### 待完成任务
能把下面整份清单一字不差地逐行照抄一遍吗？图片占位行不要抄进去。

### 记录清单
────────────────────────────────────────
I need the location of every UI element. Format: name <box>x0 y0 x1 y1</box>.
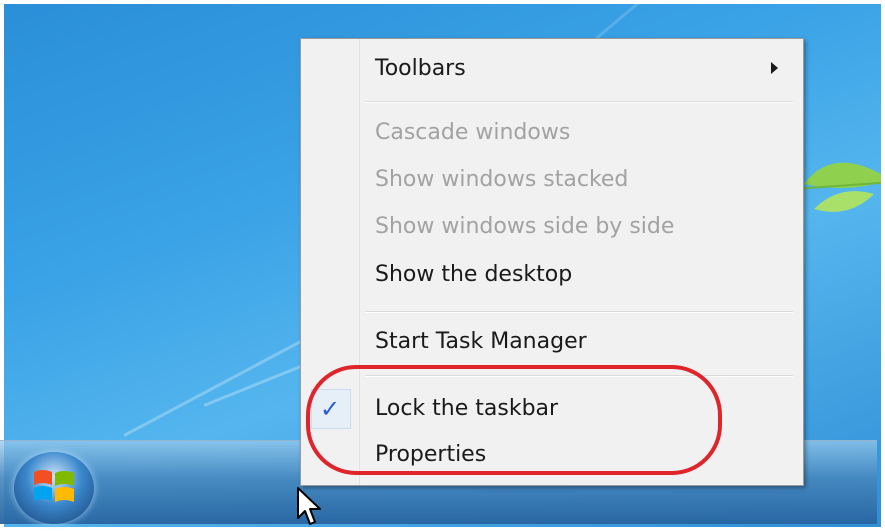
menu-item-show-windows-side-by-side[interactable]: Show windows side by side <box>375 207 674 247</box>
menu-item-show-windows-stacked[interactable]: Show windows stacked <box>375 160 628 200</box>
menu-item-cascade-windows[interactable]: Cascade windows <box>375 113 570 153</box>
red-highlight-ring <box>306 365 722 475</box>
start-button[interactable] <box>14 452 94 524</box>
windows-logo-icon <box>34 470 74 502</box>
menu-separator <box>365 101 793 103</box>
menu-item-toolbars[interactable]: Toolbars <box>375 49 466 89</box>
menu-separator <box>365 311 793 313</box>
menu-item-start-task-manager[interactable]: Start Task Manager <box>375 322 587 362</box>
mouse-pointer-icon <box>297 487 321 525</box>
wallpaper-leaf-graphic <box>794 162 881 212</box>
submenu-arrow-icon <box>771 62 778 74</box>
menu-item-show-the-desktop[interactable]: Show the desktop <box>375 255 572 295</box>
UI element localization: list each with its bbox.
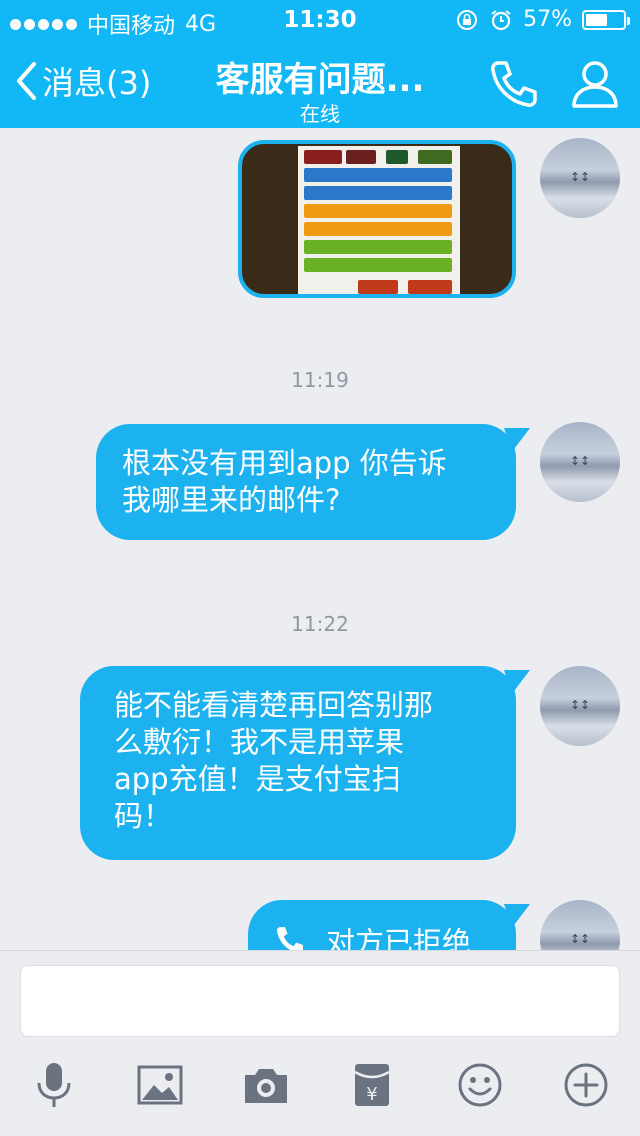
rotation-lock-icon <box>457 9 478 30</box>
call-message[interactable]: 对方已拒绝 <box>248 900 516 950</box>
phone-icon <box>274 924 306 950</box>
message-list[interactable]: ↕↕ 11:19 根本没有用到app 你告诉 我哪里来的邮件? ↕↕ 11:22… <box>0 128 640 950</box>
battery-icon <box>582 9 630 30</box>
avatar[interactable]: ↕↕ <box>540 138 620 218</box>
plus-icon[interactable] <box>562 1061 610 1109</box>
chat-header: 中国移动 4G 11:30 57% 消息(3) 客服有问题... 在线 <box>0 0 640 128</box>
microphone-icon[interactable] <box>30 1061 78 1109</box>
message-input[interactable] <box>20 965 620 1037</box>
profile-button[interactable] <box>570 58 620 110</box>
emoji-icon[interactable] <box>456 1061 504 1109</box>
nav-bar: 消息(3) 客服有问题... 在线 <box>0 44 640 128</box>
avatar[interactable]: ↕↕ <box>540 422 620 502</box>
avatar[interactable]: ↕↕ <box>540 666 620 746</box>
message-line: 根本没有用到app 你告诉 <box>122 446 447 480</box>
message-line: 我哪里来的邮件? <box>122 483 341 517</box>
battery-level <box>586 13 607 26</box>
phone-call-button[interactable] <box>488 58 540 110</box>
message-line: 能不能看清楚再回答别那 <box>114 688 434 722</box>
image-message[interactable] <box>238 140 516 298</box>
composer-toolbar: ¥ <box>0 1061 640 1117</box>
timestamp: 11:19 <box>291 368 349 392</box>
red-packet-icon[interactable]: ¥ <box>348 1061 396 1109</box>
screenshot-thumbnail <box>298 146 460 294</box>
text-message[interactable]: 根本没有用到app 你告诉 我哪里来的邮件? <box>96 424 516 540</box>
status-bar: 中国移动 4G 11:30 57% <box>0 0 640 40</box>
battery-percent: 57% <box>523 7 572 32</box>
message-line: app充值！是支付宝扫 <box>114 762 401 796</box>
camera-icon[interactable] <box>242 1061 290 1109</box>
image-icon[interactable] <box>136 1061 184 1109</box>
timestamp: 11:22 <box>291 612 349 636</box>
svg-text:¥: ¥ <box>366 1084 377 1105</box>
call-status-text: 对方已拒绝 <box>326 925 472 951</box>
message-line: 码！ <box>114 799 173 833</box>
text-message[interactable]: 能不能看清楚再回答别那 么敷衍！我不是用苹果 app充值！是支付宝扫 码！ <box>80 666 516 860</box>
avatar[interactable]: ↕↕ <box>540 900 620 950</box>
alarm-icon <box>491 9 511 30</box>
message-line: 么敷衍！我不是用苹果 <box>114 725 405 759</box>
composer: ¥ <box>0 950 640 1136</box>
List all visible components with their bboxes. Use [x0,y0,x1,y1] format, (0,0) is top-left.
────────────────────────────────────────
### 练习作答
I need the location of every UI element. Format: name <box>x0 y0 x1 y1</box>.
menu-item-show-windows-side-by-side[interactable]: Show windows side by side <box>375 207 674 247</box>
menu-item-show-windows-stacked[interactable]: Show windows stacked <box>375 160 628 200</box>
menu-item-cascade-windows[interactable]: Cascade windows <box>375 113 570 153</box>
red-highlight-ring <box>306 365 722 475</box>
start-button[interactable] <box>14 452 94 524</box>
windows-logo-icon <box>34 470 74 502</box>
menu-separator <box>365 101 793 103</box>
menu-item-toolbars[interactable]: Toolbars <box>375 49 466 89</box>
menu-separator <box>365 311 793 313</box>
menu-item-start-task-manager[interactable]: Start Task Manager <box>375 322 587 362</box>
mouse-pointer-icon <box>297 487 321 525</box>
wallpaper-leaf-graphic <box>794 162 881 212</box>
submenu-arrow-icon <box>771 62 778 74</box>
menu-item-show-the-desktop[interactable]: Show the desktop <box>375 255 572 295</box>
UI element localization: list each with its bbox.
rotation-lock-icon <box>457 9 478 30</box>
call-message[interactable]: 对方已拒绝 <box>248 900 516 950</box>
phone-icon <box>274 924 306 950</box>
message-list[interactable]: ↕↕ 11:19 根本没有用到app 你告诉 我哪里来的邮件? ↕↕ 11:22… <box>0 128 640 950</box>
battery-icon <box>582 9 630 30</box>
avatar[interactable]: ↕↕ <box>540 138 620 218</box>
plus-icon[interactable] <box>562 1061 610 1109</box>
chat-header: 中国移动 4G 11:30 57% 消息(3) 客服有问题... 在线 <box>0 0 640 128</box>
microphone-icon[interactable] <box>30 1061 78 1109</box>
message-input[interactable] <box>20 965 620 1037</box>
profile-button[interactable] <box>570 58 620 110</box>
emoji-icon[interactable] <box>456 1061 504 1109</box>
nav-bar: 消息(3) 客服有问题... 在线 <box>0 44 640 128</box>
avatar[interactable]: ↕↕ <box>540 422 620 502</box>
avatar[interactable]: ↕↕ <box>540 666 620 746</box>
message-line: 根本没有用到app 你告诉 <box>122 446 447 480</box>
message-line: 我哪里来的邮件? <box>122 483 341 517</box>
battery-level <box>586 13 607 26</box>
phone-call-button[interactable] <box>488 58 540 110</box>
message-line: 能不能看清楚再回答别那 <box>114 688 434 722</box>
image-message[interactable] <box>238 140 516 298</box>
composer-toolbar: ¥ <box>0 1061 640 1117</box>
timestamp: 11:19 <box>291 368 349 392</box>
red-packet-icon[interactable]: ¥ <box>348 1061 396 1109</box>
screenshot-thumbnail <box>298 146 460 294</box>
text-message[interactable]: 根本没有用到app 你告诉 我哪里来的邮件? <box>96 424 516 540</box>
status-bar: 中国移动 4G 11:30 57% <box>0 0 640 40</box>
battery-percent: 57% <box>523 7 572 32</box>
message-line: app充值！是支付宝扫 <box>114 762 401 796</box>
camera-icon[interactable] <box>242 1061 290 1109</box>
image-icon[interactable] <box>136 1061 184 1109</box>
timestamp: 11:22 <box>291 612 349 636</box>
svg-text:¥: ¥ <box>366 1084 377 1105</box>
call-status-text: 对方已拒绝 <box>326 925 472 951</box>
message-line: 码！ <box>114 799 173 833</box>
text-message[interactable]: 能不能看清楚再回答别那 么敷衍！我不是用苹果 app充值！是支付宝扫 码！ <box>80 666 516 860</box>
avatar[interactable]: ↕↕ <box>540 900 620 950</box>
alarm-icon <box>491 9 511 30</box>
message-line: 么敷衍！我不是用苹果 <box>114 725 405 759</box>
composer: ¥ <box>0 950 640 1136</box>
List all visible components with their bboxes. Use [x0,y0,x1,y1] format, (0,0) is top-left.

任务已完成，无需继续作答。